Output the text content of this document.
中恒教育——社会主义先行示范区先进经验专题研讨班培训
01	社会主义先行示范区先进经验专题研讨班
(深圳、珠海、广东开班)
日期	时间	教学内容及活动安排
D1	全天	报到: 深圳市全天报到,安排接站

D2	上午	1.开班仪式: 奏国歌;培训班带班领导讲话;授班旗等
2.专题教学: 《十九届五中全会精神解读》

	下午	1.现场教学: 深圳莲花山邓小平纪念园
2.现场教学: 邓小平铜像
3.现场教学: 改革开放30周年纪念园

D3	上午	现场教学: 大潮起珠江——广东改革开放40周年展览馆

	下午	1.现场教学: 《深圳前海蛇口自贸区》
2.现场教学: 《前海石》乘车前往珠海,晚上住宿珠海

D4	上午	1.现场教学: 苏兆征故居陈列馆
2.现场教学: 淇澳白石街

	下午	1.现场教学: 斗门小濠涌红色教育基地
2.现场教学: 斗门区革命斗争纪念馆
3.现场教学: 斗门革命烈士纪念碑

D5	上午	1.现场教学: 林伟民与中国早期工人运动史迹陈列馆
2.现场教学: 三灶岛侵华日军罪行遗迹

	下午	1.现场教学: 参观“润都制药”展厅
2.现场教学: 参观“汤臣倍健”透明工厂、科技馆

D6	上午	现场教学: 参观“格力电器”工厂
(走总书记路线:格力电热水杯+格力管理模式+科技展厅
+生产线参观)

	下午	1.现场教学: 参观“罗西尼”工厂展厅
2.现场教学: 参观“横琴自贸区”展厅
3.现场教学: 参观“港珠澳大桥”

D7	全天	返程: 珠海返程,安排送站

* * *

→ PROBLEM TO WORK ON
Retype all the records, matching them exactly.

→ ANSWER BELOW
Output the text content of this document.
中恒教育——社会主义先行示范区先进经验专题研讨班培训
01	社会主义先行示范区先进经验专题研讨班
(深圳、珠海、广东开班)
日期	时间	教学内容及活动安排
D1	全天	报到: 深圳市全天报到,安排接站

D2	上午	1.开班仪式: 奏国歌;培训班带班领导讲话;授班旗等
2.专题教学: 《十九届五中全会精神解读》

	下午	1.现场教学: 深圳莲花山邓小平纪念园
2.现场教学: 邓小平铜像
3.现场教学: 改革开放30周年纪念园

D3	上午	现场教学: 大潮起珠江——广东改革开放40周年展览馆

	下午	1.现场教学: 《深圳前海蛇口自贸区》
2.现场教学: 《前海石》乘车前往珠海,晚上住宿珠海

D4	上午	1.现场教学: 苏兆征故居陈列馆
2.现场教学: 淇澳白石街

	下午	1.现场教学: 斗门小濠涌红色教育基地
2.现场教学: 斗门区革命斗争纪念馆
3.现场教学: 斗门革命烈士纪念碑

D5	上午	1.现场教学: 林伟民与中国早期工人运动史迹陈列馆
2.现场教学: 三灶岛侵华日军罪行遗迹

	下午	1.现场教学: 参观“润都制药”展厅
2.现场教学: 参观“汤臣倍健”透明工厂、科技馆

D6	上午	现场教学: 参观“格力电器”工厂
(走总书记路线:格力电热水杯+格力管理模式+科技展厅
+生产线参观)

	下午	1.现场教学: 参观“罗西尼”工厂展厅
2.现场教学: 参观“横琴自贸区”展厅
3.现场教学: 参观“港珠澳大桥”

D7	全天	返程: 珠海返程,安排送站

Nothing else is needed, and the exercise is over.